# Written instruction
Reproduce the listing below word for word, omitting any pictures.

──────── Data excerpts

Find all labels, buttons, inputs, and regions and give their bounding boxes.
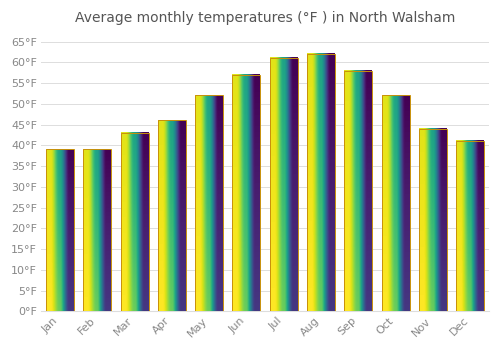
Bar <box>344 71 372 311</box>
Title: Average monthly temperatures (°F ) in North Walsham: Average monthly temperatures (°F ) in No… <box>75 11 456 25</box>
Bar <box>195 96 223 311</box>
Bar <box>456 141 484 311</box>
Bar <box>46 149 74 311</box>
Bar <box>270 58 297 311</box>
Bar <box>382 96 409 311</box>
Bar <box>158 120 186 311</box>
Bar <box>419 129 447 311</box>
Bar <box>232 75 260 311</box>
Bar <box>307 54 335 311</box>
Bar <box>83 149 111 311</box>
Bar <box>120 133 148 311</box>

────────────────

# Written response
Find all labels, buttons, inputs, and regions and give their bounding boxes.
Bar <box>344 71 372 311</box>
Title: Average monthly temperatures (°F ) in North Walsham: Average monthly temperatures (°F ) in No… <box>75 11 456 25</box>
Bar <box>195 96 223 311</box>
Bar <box>456 141 484 311</box>
Bar <box>46 149 74 311</box>
Bar <box>270 58 297 311</box>
Bar <box>382 96 409 311</box>
Bar <box>158 120 186 311</box>
Bar <box>419 129 447 311</box>
Bar <box>232 75 260 311</box>
Bar <box>307 54 335 311</box>
Bar <box>83 149 111 311</box>
Bar <box>120 133 148 311</box>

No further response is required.